REQUIRED TASK. How many of these lines hold the string "bord"? Answer with the number only.

EXTRACTED RECORDS.
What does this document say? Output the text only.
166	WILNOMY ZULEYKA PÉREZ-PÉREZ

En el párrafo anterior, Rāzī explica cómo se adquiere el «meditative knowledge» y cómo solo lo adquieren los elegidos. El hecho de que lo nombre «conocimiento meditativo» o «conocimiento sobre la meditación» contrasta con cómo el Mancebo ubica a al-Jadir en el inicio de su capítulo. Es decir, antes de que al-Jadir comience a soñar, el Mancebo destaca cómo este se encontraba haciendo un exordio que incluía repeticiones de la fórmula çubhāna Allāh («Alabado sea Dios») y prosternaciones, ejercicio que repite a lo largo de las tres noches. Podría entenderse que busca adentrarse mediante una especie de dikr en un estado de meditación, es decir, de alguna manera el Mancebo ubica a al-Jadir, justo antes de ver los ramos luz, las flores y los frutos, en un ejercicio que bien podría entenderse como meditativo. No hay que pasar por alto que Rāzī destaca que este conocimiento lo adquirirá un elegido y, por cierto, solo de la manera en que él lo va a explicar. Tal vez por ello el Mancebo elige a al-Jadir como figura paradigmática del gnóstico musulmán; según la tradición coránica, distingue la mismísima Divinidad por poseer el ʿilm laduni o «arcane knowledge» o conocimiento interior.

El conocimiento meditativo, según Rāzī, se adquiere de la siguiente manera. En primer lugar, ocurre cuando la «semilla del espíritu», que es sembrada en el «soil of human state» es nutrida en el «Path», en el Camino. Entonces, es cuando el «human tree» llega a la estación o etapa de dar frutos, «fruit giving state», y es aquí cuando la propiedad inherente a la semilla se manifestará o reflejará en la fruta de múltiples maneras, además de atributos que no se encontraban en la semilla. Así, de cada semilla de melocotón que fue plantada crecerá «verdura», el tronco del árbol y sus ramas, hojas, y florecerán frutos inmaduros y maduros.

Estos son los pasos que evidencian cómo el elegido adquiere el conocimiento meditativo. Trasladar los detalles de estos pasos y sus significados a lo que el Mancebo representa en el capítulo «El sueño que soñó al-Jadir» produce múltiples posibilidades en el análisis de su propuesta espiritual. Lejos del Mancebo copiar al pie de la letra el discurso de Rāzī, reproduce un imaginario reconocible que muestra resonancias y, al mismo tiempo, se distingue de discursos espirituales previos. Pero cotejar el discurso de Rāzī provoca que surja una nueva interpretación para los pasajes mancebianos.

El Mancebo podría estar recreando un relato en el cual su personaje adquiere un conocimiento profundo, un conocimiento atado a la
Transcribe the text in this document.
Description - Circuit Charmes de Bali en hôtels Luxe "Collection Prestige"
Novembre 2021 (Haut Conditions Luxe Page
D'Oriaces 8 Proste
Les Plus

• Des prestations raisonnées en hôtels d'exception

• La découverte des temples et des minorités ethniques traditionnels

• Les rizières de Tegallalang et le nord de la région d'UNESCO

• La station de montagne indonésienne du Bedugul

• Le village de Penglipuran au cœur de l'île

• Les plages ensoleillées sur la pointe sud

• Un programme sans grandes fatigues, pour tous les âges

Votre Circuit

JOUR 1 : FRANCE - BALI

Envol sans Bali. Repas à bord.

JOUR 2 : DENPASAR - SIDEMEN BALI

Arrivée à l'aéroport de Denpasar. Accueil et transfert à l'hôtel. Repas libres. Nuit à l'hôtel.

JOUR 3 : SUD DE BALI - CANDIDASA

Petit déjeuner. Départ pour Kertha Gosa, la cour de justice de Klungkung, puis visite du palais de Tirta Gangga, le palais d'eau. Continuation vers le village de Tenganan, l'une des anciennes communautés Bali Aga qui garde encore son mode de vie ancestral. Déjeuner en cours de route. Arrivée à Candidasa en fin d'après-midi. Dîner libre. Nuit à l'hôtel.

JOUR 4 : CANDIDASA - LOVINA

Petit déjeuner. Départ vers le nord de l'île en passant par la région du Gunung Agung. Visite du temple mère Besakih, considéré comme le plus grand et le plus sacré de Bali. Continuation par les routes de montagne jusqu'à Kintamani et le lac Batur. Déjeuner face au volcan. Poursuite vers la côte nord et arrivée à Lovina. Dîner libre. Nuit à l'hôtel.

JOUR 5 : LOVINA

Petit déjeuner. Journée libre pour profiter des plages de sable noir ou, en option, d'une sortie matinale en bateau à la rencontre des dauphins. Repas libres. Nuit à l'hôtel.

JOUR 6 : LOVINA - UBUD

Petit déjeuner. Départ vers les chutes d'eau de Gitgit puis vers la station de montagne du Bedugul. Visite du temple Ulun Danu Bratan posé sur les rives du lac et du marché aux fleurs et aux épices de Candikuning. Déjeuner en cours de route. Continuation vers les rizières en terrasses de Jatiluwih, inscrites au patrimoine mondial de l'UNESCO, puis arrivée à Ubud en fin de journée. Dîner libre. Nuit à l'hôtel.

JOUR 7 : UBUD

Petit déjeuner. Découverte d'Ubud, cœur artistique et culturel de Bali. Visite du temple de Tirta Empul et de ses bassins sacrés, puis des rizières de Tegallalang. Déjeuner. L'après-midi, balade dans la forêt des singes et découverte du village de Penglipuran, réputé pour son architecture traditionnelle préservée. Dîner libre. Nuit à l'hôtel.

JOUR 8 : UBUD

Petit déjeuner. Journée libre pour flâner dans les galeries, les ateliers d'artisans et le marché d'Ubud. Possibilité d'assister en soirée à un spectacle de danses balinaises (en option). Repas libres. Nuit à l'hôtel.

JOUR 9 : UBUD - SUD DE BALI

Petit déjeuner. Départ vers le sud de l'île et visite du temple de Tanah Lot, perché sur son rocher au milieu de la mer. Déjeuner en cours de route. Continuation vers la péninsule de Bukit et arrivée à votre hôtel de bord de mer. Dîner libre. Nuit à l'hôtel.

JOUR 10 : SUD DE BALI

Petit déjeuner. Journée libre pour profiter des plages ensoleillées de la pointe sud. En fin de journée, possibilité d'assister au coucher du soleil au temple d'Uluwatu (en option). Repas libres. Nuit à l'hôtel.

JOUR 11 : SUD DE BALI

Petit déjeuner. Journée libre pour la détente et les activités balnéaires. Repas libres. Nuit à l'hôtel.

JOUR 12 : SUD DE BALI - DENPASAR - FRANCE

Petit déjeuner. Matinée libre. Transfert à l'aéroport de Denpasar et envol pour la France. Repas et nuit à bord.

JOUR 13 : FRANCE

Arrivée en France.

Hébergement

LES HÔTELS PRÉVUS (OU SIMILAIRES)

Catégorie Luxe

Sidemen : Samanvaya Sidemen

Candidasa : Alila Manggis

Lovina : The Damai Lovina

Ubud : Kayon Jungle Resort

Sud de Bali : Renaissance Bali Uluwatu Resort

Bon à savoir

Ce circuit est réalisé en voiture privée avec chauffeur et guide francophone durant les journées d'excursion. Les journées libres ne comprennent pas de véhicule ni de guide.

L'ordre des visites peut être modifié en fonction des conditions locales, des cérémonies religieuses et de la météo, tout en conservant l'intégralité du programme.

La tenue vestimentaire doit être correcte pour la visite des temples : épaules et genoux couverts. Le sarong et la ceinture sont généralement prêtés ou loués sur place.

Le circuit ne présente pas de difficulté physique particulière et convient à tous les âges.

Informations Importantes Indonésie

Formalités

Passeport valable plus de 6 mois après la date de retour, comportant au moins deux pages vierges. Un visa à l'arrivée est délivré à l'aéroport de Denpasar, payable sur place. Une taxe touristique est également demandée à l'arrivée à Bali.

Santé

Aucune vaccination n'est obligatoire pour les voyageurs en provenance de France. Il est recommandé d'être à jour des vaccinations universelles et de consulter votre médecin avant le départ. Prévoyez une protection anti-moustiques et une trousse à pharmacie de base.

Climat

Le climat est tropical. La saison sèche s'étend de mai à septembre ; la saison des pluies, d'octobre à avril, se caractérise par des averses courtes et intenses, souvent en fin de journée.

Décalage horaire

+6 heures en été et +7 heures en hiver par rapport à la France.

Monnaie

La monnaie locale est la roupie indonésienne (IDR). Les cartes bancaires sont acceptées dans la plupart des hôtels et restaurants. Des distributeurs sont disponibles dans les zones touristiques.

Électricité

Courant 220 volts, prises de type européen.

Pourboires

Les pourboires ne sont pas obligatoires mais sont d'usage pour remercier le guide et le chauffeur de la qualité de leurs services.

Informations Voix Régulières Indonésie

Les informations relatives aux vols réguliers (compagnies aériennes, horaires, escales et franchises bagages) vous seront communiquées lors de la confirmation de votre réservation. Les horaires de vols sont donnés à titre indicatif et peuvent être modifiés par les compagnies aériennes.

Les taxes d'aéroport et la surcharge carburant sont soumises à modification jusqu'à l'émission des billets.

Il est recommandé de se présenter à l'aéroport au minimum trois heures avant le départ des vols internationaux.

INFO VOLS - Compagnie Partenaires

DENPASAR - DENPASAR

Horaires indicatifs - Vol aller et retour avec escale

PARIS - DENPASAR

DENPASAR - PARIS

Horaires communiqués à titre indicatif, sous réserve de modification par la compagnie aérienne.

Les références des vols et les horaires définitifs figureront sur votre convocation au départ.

RESULT OF THIS EXERCISE. 3